Silhouette Coefficient Evaluation

The average silhouette of the data is another useful criterion for assessing the natural number of clusters. The silhouette of a data instance is a measure of how closely it is matched to data within its cluster and how loosely it is matched to data of the neighbouring cluster.

The silhouette value is a measure of how similar an object is to its own cluster (cohesion) compared to other clusters (separation). The silhouette ranges from −1 to +1, where a high value indicates that the object is well matched to its own cluster and poorly matched to neighboring clusters. If most objects have a high value, then the clustering configuration is appropriate. If many points have a low or negative value, then the clustering configuration may have too many or too few clusters.

In [7]:
def intra_cluster_dist(cluster_idx, data, labels): # [4 pts]
    """

▶ **Source data**:
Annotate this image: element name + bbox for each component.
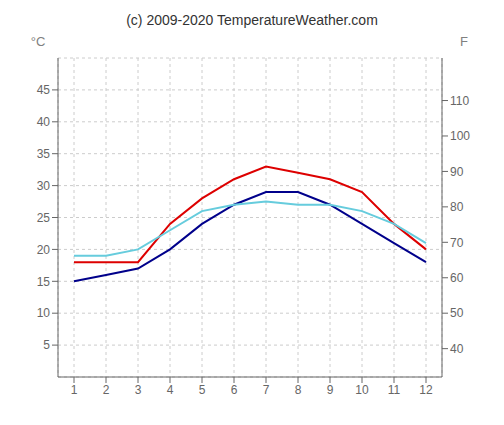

▶ **Written tasks**:
1. Answer these questions about the silhouette coefficient text, one per line:
(a) Between which two values does the silhouette range?
(b) What does it indicate if most objects have a high value?
(c) What name is given to the function defined under "In [7]:"?
2. In the silhouette coefficient text, write out everything from "The silhouette value" down to "too few clusters.", switching "configuration" to "arrangement".
3. Proceed with the silhouette coefficient text, picking up from where it stops.

▶ **Outputs by task**:
1.
(a) From −1 to +1.
(b) The clustering configuration is appropriate.
(c) intra_cluster_dist

2.
The silhouette value is a measure of how similar an object is to its own cluster (cohesion) compared to other clusters (separation). The silhouette ranges from −1 to +1, where a high value indicates that the object is well matched to its own cluster and poorly matched to neighboring clusters. If most objects have a high value, then the clustering arrangement is appropriate. If many points have a low or negative value, then the clustering arrangement may have too many or too few clusters.

3.
    Calculates the average distance from a point to other points within the same cluster
    
    Args:
        cluster_idx: the cluster index (label) for which we want to find the intra cluster distance
        data: NxD numpy array, where N is # points and D is the dimensionality
        labels: 1D array of length N where each number indicates of cluster assignement for that point
    Return:
        intra_dist_cluster: 1D array where the i_th entry denotes the average distance from point i 
                            in cluster denoted by cluster_idx to other points within the same cluster
    """
    # indices of rows with cluster==cluster_idx
    indices = [i for i in range(len(labels)) if labels[i]==cluster_idx]
    # find rows
    rows_of_interest = data[indices]
    # initialize intra_dist_cluster
    intra_dist_cluster = np.zeros((rows_of_interest.shape[0]))
    
    for i in range(intra_dist_cluster.shape[0]):
        x = np.concatenate((rows_of_interest[:i,:], rows_of_interest[i+1:,:]))
        y = rows_of_interest[i, :]
        intra_dist_cluster[i] = np.mean(np.sqrt(np.sum((x - y[None,:])**2, axis = 1)))
        
    return intra_dist_cluster
    #     raise NotImplementedError

def inter_cluster_dist(cluster_idx, data, labels): # [4 pts]
    """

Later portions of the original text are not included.